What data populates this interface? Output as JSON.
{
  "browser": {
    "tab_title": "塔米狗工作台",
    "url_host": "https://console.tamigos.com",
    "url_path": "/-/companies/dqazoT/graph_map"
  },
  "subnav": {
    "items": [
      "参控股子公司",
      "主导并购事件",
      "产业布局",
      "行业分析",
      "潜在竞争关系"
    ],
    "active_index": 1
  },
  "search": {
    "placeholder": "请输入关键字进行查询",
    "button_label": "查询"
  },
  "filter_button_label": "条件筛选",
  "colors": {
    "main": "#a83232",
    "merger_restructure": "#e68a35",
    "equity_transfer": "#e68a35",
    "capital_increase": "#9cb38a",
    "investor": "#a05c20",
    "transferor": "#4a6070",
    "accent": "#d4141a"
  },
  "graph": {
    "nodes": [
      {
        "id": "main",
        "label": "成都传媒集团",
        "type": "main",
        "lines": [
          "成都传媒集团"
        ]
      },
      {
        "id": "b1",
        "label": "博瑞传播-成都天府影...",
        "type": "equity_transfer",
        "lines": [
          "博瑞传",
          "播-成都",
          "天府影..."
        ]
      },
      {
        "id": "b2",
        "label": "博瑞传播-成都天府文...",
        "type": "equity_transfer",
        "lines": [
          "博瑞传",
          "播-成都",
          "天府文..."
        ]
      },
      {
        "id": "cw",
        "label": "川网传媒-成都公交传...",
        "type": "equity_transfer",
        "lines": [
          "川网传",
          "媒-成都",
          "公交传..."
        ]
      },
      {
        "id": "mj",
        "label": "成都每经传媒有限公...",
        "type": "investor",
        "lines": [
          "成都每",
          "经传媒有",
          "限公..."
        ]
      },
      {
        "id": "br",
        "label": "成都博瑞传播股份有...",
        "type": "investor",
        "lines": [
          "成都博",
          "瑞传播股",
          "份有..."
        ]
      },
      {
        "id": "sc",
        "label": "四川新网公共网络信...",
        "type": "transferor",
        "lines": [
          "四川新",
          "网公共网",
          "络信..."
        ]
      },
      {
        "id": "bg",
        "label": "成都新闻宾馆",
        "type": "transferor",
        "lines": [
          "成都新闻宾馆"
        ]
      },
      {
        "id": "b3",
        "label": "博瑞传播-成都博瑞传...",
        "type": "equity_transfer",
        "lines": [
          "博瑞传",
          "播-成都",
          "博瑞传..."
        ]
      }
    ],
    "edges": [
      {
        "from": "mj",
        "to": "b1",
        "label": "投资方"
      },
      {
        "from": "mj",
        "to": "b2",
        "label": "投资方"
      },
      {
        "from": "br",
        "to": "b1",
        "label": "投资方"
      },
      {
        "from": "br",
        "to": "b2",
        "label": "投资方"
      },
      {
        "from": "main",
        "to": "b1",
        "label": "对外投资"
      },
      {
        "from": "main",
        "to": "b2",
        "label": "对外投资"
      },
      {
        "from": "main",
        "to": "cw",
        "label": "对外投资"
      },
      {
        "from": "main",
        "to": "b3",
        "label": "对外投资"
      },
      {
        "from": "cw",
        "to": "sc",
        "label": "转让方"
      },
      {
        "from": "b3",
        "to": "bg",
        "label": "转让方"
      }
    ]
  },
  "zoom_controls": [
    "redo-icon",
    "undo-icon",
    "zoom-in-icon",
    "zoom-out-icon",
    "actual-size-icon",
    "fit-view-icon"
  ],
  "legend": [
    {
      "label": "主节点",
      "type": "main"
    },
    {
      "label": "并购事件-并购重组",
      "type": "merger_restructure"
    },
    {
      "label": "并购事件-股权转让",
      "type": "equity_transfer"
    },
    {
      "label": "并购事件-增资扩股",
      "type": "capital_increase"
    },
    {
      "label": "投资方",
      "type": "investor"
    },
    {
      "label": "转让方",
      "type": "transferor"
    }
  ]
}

+===+

Take the material above and return all of it exactly.

Problem solution:
What data populates this interface? Output as JSON.
{
  "browser": {
    "tab_title": "塔米狗工作台",
    "url_host": "https://console.tamigos.com",
    "url_path": "/-/companies/dqazoT/graph_map"
  },
  "subnav": {
    "items": [
      "参控股子公司",
      "主导并购事件",
      "产业布局",
      "行业分析",
      "潜在竞争关系"
    ],
    "active_index": 1
  },
  "search": {
    "placeholder": "请输入关键字进行查询",
    "button_label": "查询"
  },
  "filter_button_label": "条件筛选",
  "colors": {
    "main": "#a83232",
    "merger_restructure": "#e68a35",
    "equity_transfer": "#e68a35",
    "capital_increase": "#9cb38a",
    "investor": "#a05c20",
    "transferor": "#4a6070",
    "accent": "#d4141a"
  },
  "graph": {
    "nodes": [
      {
        "id": "main",
        "label": "成都传媒集团",
        "type": "main",
        "lines": [
          "成都传媒集团"
        ]
      },
      {
        "id": "b1",
        "label": "博瑞传播-成都天府影...",
        "type": "equity_transfer",
        "lines": [
          "博瑞传",
          "播-成都",
          "天府影..."
        ]
      },
      {
        "id": "b2",
        "label": "博瑞传播-成都天府文...",
        "type": "equity_transfer",
        "lines": [
          "博瑞传",
          "播-成都",
          "天府文..."
        ]
      },
      {
        "id": "cw",
        "label": "川网传媒-成都公交传...",
        "type": "equity_transfer",
        "lines": [
          "川网传",
          "媒-成都",
          "公交传..."
        ]
      },
      {
        "id": "mj",
        "label": "成都每经传媒有限公...",
        "type": "investor",
        "lines": [
          "成都每",
          "经传媒有",
          "限公..."
        ]
      },
      {
        "id": "br",
        "label": "成都博瑞传播股份有...",
        "type": "investor",
        "lines": [
          "成都博",
          "瑞传播股",
          "份有..."
        ]
      },
      {
        "id": "sc",
        "label": "四川新网公共网络信...",
        "type": "transferor",
        "lines": [
          "四川新",
          "网公共网",
          "络信..."
        ]
      },
      {
        "id": "bg",
        "label": "成都新闻宾馆",
        "type": "transferor",
        "lines": [
          "成都新闻宾馆"
        ]
      },
      {
        "id": "b3",
        "label": "博瑞传播-成都博瑞传...",
        "type": "equity_transfer",
        "lines": [
          "博瑞传",
          "播-成都",
          "博瑞传..."
        ]
      }
    ],
    "edges": [
      {
        "from": "mj",
        "to": "b1",
        "label": "投资方"
      },
      {
        "from": "mj",
        "to": "b2",
        "label": "投资方"
      },
      {
        "from": "br",
        "to": "b1",
        "label": "投资方"
      },
      {
        "from": "br",
        "to": "b2",
        "label": "投资方"
      },
      {
        "from": "main",
        "to": "b1",
        "label": "对外投资"
      },
      {
        "from": "main",
        "to": "b2",
        "label": "对外投资"
      },
      {
        "from": "main",
        "to": "cw",
        "label": "对外投资"
      },
      {
        "from": "main",
        "to": "b3",
        "label": "对外投资"
      },
      {
        "from": "cw",
        "to": "sc",
        "label": "转让方"
      },
      {
        "from": "b3",
        "to": "bg",
        "label": "转让方"
      }
    ]
  },
  "zoom_controls": [
    "redo-icon",
    "undo-icon",
    "zoom-in-icon",
    "zoom-out-icon",
    "actual-size-icon",
    "fit-view-icon"
  ],
  "legend": [
    {
      "label": "主节点",
      "type": "main"
    },
    {
      "label": "并购事件-并购重组",
      "type": "merger_restructure"
    },
    {
      "label": "并购事件-股权转让",
      "type": "equity_transfer"
    },
    {
      "label": "并购事件-增资扩股",
      "type": "capital_increase"
    },
    {
      "label": "投资方",
      "type": "investor"
    },
    {
      "label": "转让方",
      "type": "transferor"
    }
  ]
}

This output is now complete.